EXTRACTED ENTRIES |
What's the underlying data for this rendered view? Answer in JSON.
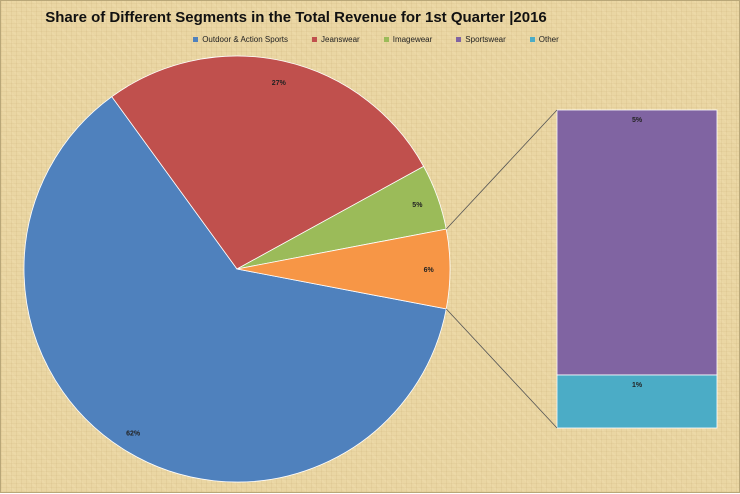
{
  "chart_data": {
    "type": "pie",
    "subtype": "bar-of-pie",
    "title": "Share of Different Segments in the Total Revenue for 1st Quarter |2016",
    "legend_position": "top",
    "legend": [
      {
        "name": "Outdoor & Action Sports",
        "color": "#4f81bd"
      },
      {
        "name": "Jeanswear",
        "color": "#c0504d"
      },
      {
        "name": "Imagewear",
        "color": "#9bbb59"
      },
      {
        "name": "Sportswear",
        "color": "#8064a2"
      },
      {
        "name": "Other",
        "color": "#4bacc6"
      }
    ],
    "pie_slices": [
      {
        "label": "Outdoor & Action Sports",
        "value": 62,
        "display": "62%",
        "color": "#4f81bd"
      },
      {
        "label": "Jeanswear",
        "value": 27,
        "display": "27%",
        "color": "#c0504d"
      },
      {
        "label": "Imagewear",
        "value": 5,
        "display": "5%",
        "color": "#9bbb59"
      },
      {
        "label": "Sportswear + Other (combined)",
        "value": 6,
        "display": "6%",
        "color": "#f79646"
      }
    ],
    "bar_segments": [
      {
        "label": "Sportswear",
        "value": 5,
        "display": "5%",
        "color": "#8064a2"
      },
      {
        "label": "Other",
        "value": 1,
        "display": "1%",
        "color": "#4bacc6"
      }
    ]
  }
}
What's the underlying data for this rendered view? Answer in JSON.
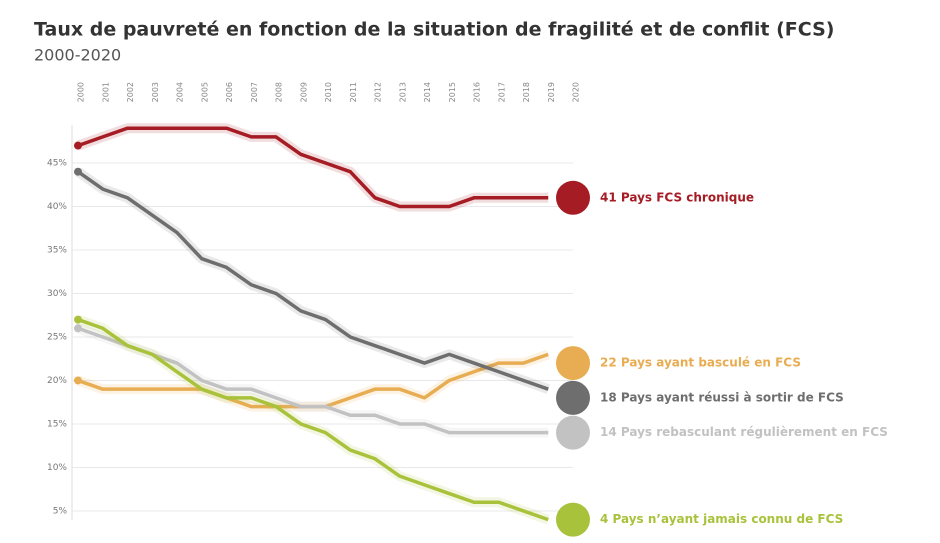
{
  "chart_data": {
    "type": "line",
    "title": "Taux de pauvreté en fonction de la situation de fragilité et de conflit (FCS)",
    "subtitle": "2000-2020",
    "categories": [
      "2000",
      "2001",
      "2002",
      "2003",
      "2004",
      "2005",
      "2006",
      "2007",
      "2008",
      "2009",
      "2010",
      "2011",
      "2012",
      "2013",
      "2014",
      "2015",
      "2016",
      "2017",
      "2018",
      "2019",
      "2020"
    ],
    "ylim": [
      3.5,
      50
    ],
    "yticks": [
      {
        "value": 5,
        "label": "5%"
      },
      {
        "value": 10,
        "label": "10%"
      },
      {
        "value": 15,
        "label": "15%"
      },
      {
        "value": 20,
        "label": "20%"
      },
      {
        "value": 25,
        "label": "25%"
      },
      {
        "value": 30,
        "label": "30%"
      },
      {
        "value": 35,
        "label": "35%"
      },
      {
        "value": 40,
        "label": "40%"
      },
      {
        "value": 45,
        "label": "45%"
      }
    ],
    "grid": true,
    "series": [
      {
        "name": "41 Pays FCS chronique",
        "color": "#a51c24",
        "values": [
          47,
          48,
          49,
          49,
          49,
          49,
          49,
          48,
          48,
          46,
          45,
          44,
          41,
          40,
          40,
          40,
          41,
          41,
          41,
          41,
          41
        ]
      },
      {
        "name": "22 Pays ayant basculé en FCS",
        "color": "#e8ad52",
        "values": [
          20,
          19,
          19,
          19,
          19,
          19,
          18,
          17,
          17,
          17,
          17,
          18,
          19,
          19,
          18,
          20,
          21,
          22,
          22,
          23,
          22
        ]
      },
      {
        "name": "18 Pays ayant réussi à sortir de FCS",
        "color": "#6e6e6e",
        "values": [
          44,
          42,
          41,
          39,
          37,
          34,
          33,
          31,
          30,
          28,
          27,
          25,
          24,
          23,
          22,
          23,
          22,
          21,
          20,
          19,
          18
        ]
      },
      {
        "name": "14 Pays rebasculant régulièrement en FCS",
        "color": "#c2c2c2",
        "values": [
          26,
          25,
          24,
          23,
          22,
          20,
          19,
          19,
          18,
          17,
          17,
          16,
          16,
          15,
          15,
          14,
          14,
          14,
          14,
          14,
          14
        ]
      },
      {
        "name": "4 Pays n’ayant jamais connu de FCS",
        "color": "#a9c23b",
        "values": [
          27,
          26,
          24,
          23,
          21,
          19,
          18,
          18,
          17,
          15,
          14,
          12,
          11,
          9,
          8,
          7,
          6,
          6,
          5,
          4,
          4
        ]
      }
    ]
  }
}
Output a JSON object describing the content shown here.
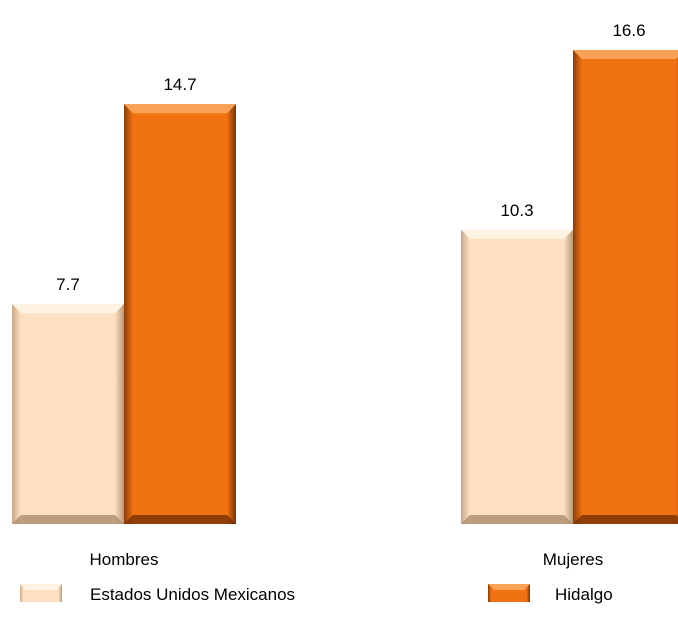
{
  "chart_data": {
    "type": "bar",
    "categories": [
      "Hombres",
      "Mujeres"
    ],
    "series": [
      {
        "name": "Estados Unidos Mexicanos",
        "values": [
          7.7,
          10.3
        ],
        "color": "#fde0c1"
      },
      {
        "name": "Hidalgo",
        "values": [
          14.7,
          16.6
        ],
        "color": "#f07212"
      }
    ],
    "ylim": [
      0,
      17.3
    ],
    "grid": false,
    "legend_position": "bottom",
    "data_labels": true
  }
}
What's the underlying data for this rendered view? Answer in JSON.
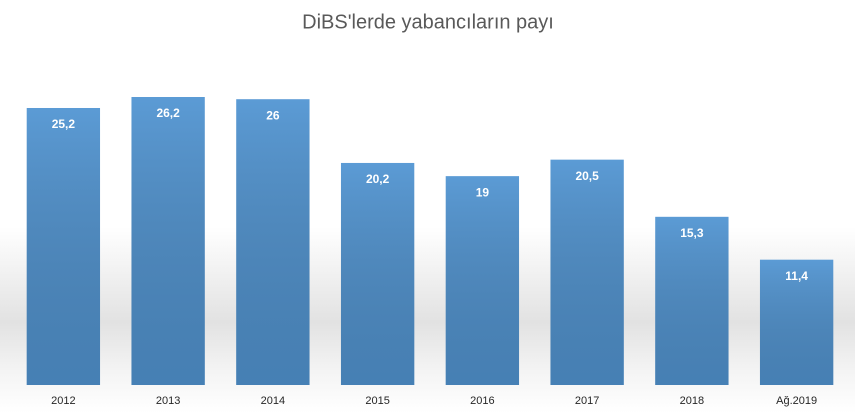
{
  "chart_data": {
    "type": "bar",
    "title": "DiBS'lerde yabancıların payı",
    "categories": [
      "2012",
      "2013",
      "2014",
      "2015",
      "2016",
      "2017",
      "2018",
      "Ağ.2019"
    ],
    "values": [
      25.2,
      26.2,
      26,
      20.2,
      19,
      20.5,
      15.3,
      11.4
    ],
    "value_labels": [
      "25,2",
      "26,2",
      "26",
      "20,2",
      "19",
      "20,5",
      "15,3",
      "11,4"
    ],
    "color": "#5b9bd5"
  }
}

WHAT IS REQUIRED |
Repeat the data in full and exactly. Omit pictures.

SOLVED PROBLEM |
What's the underlying data for this rendered view? Answer in JSON.
{
  "chart_data": {
    "type": "pie",
    "subtype": "bar-of-pie",
    "title": "Share of Different Segments in the Total Revenue for 1st Quarter |2016",
    "legend_position": "top",
    "legend": [
      {
        "name": "Outdoor & Action Sports",
        "color": "#4f81bd"
      },
      {
        "name": "Jeanswear",
        "color": "#c0504d"
      },
      {
        "name": "Imagewear",
        "color": "#9bbb59"
      },
      {
        "name": "Sportswear",
        "color": "#8064a2"
      },
      {
        "name": "Other",
        "color": "#4bacc6"
      }
    ],
    "pie_slices": [
      {
        "label": "Outdoor & Action Sports",
        "value": 62,
        "display": "62%",
        "color": "#4f81bd"
      },
      {
        "label": "Jeanswear",
        "value": 27,
        "display": "27%",
        "color": "#c0504d"
      },
      {
        "label": "Imagewear",
        "value": 5,
        "display": "5%",
        "color": "#9bbb59"
      },
      {
        "label": "Sportswear + Other (combined)",
        "value": 6,
        "display": "6%",
        "color": "#f79646"
      }
    ],
    "bar_segments": [
      {
        "label": "Sportswear",
        "value": 5,
        "display": "5%",
        "color": "#8064a2"
      },
      {
        "label": "Other",
        "value": 1,
        "display": "1%",
        "color": "#4bacc6"
      }
    ]
  }
}
What's the underlying data for this rendered view? Answer in JSON.
{
  "chart_data": {
    "type": "line",
    "title": "Taux de pauvreté en fonction de la situation de fragilité et de conflit (FCS)",
    "subtitle": "2000-2020",
    "categories": [
      "2000",
      "2001",
      "2002",
      "2003",
      "2004",
      "2005",
      "2006",
      "2007",
      "2008",
      "2009",
      "2010",
      "2011",
      "2012",
      "2013",
      "2014",
      "2015",
      "2016",
      "2017",
      "2018",
      "2019",
      "2020"
    ],
    "ylim": [
      3.5,
      50
    ],
    "yticks": [
      {
        "value": 5,
        "label": "5%"
      },
      {
        "value": 10,
        "label": "10%"
      },
      {
        "value": 15,
        "label": "15%"
      },
      {
        "value": 20,
        "label": "20%"
      },
      {
        "value": 25,
        "label": "25%"
      },
      {
        "value": 30,
        "label": "30%"
      },
      {
        "value": 35,
        "label": "35%"
      },
      {
        "value": 40,
        "label": "40%"
      },
      {
        "value": 45,
        "label": "45%"
      }
    ],
    "grid": true,
    "series": [
      {
        "name": "41 Pays FCS chronique",
        "color": "#a51c24",
        "values": [
          47,
          48,
          49,
          49,
          49,
          49,
          49,
          48,
          48,
          46,
          45,
          44,
          41,
          40,
          40,
          40,
          41,
          41,
          41,
          41,
          41
        ]
      },
      {
        "name": "22 Pays ayant basculé en FCS",
        "color": "#e8ad52",
        "values": [
          20,
          19,
          19,
          19,
          19,
          19,
          18,
          17,
          17,
          17,
          17,
          18,
          19,
          19,
          18,
          20,
          21,
          22,
          22,
          23,
          22
        ]
      },
      {
        "name": "18 Pays ayant réussi à sortir de FCS",
        "color": "#6e6e6e",
        "values": [
          44,
          42,
          41,
          39,
          37,
          34,
          33,
          31,
          30,
          28,
          27,
          25,
          24,
          23,
          22,
          23,
          22,
          21,
          20,
          19,
          18
        ]
      },
      {
        "name": "14 Pays rebasculant régulièrement en FCS",
        "color": "#c2c2c2",
        "values": [
          26,
          25,
          24,
          23,
          22,
          20,
          19,
          19,
          18,
          17,
          17,
          16,
          16,
          15,
          15,
          14,
          14,
          14,
          14,
          14,
          14
        ]
      },
      {
        "name": "4 Pays n’ayant jamais connu de FCS",
        "color": "#a9c23b",
        "values": [
          27,
          26,
          24,
          23,
          21,
          19,
          18,
          18,
          17,
          15,
          14,
          12,
          11,
          9,
          8,
          7,
          6,
          6,
          5,
          4,
          4
        ]
      }
    ]
  }
}
Output a JSON object describing the content shown here.
{
  "chart_data": {
    "type": "bar",
    "categories": [
      "Hombres",
      "Mujeres"
    ],
    "series": [
      {
        "name": "Estados Unidos Mexicanos",
        "values": [
          7.7,
          10.3
        ],
        "color": "#fde0c1"
      },
      {
        "name": "Hidalgo",
        "values": [
          14.7,
          16.6
        ],
        "color": "#f07212"
      }
    ],
    "ylim": [
      0,
      17.3
    ],
    "grid": false,
    "legend_position": "bottom",
    "data_labels": true
  }
}
What's the underlying data for this rendered view? Answer in JSON.
{
  "chart_data": {
    "type": "bar",
    "title": "DiBS'lerde yabancıların payı",
    "categories": [
      "2012",
      "2013",
      "2014",
      "2015",
      "2016",
      "2017",
      "2018",
      "Ağ.2019"
    ],
    "values": [
      25.2,
      26.2,
      26,
      20.2,
      19,
      20.5,
      15.3,
      11.4
    ],
    "value_labels": [
      "25,2",
      "26,2",
      "26",
      "20,2",
      "19",
      "20,5",
      "15,3",
      "11,4"
    ],
    "color": "#5b9bd5"
  }
}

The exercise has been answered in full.